EXERCISE TASK: Please rewrite every line of the material with "vehicle" replaced by "car" and nothing else altered. Leave the pictures out of your answer.

Dataset excerpt:
▽
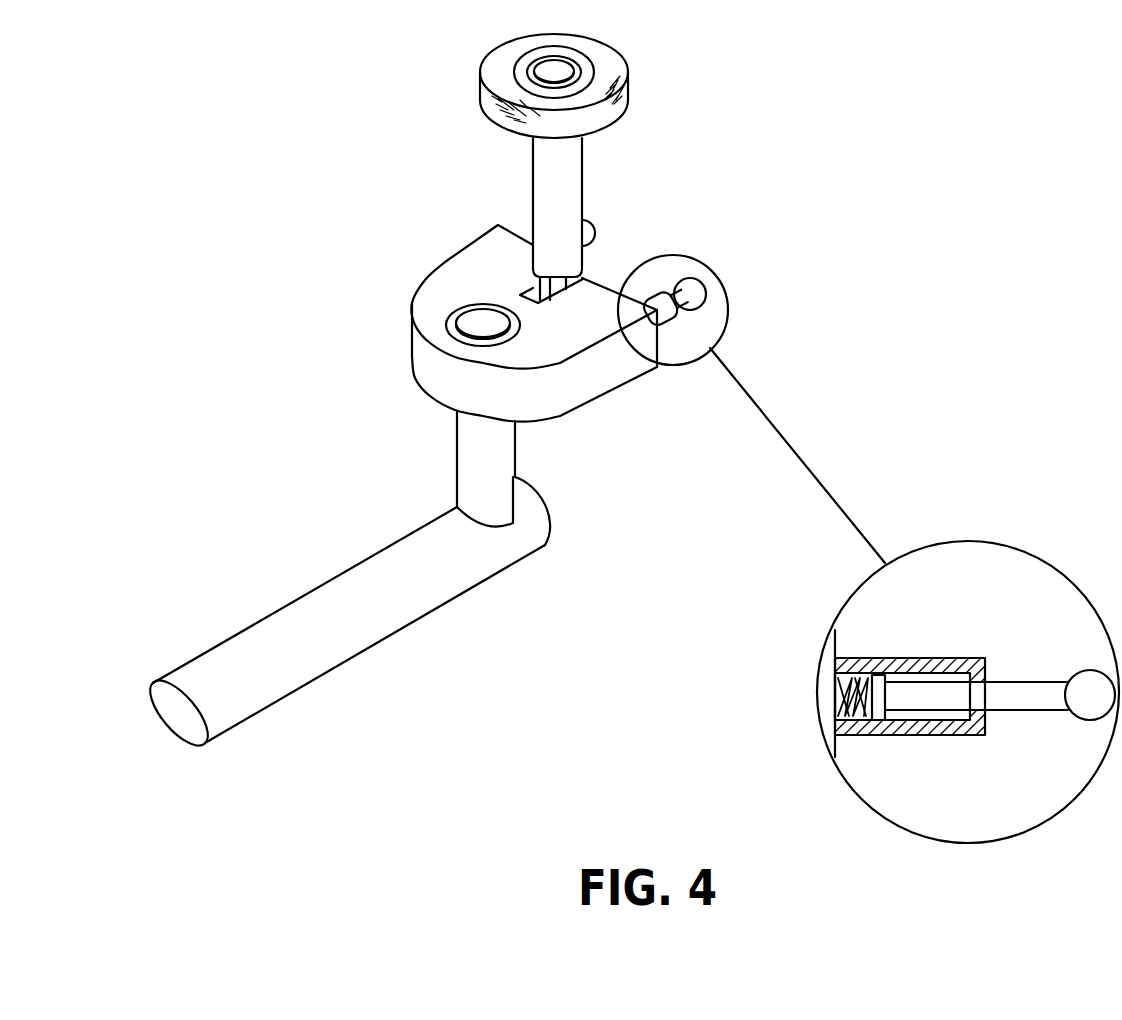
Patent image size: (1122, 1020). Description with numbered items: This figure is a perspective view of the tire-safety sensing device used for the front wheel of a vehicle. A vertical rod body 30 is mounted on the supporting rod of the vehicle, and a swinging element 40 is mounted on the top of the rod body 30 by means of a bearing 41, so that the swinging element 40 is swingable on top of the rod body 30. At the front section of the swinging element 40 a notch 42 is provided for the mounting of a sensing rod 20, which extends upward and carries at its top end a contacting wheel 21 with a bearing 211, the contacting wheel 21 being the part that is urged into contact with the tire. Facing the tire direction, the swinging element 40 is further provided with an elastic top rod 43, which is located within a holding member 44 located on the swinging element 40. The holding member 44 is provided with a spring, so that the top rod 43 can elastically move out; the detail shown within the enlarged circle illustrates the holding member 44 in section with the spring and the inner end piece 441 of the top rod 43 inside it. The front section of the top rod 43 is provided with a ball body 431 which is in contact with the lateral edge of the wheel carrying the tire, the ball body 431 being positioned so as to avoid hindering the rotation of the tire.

The sensing rod 20 is at (553, 208).
The contacting wheel 21 is at (622, 105).
The bearing 211 is at (578, 72).
The vertical rod body 30 is at (480, 479).
The swinging element 40 is at (588, 392).
The bearing 41 is at (455, 315).
The notch 42 is at (600, 268).
The elastic top rod 43 is at (1018, 700).
The ball body 431 is at (1088, 688).
The holding member 44 is at (947, 668).
The plate 441 is at (873, 722).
△
THE OUTPUT:
Patent image size: (1122, 1020). Description with numbered items: This figure is a perspective view of the tire-safety sensing device used for the front wheel of a car. A vertical rod body 30 is mounted on the supporting rod of the car, and a swinging element 40 is mounted on the top of the rod body 30 by means of a bearing 41, so that the swinging element 40 is swingable on top of the rod body 30. At the front section of the swinging element 40 a notch 42 is provided for the mounting of a sensing rod 20, which extends upward and carries at its top end a contacting wheel 21 with a bearing 211, the contacting wheel 21 being the part that is urged into contact with the tire. Facing the tire direction, the swinging element 40 is further provided with an elastic top rod 43, which is located within a holding member 44 located on the swinging element 40. The holding member 44 is provided with a spring, so that the top rod 43 can elastically move out; the detail shown within the enlarged circle illustrates the holding member 44 in section with the spring and the inner end piece 441 of the top rod 43 inside it. The front section of the top rod 43 is provided with a ball body 431 which is in contact with the lateral edge of the wheel carrying the tire, the ball body 431 being positioned so as to avoid hindering the rotation of the tire.

The sensing rod 20 is at (553, 208).
The contacting wheel 21 is at (622, 105).
The bearing 211 is at (578, 72).
The vertical rod body 30 is at (480, 479).
The swinging element 40 is at (588, 392).
The bearing 41 is at (455, 315).
The notch 42 is at (600, 268).
The elastic top rod 43 is at (1018, 700).
The ball body 431 is at (1088, 688).
The holding member 44 is at (947, 668).
The plate 441 is at (873, 722).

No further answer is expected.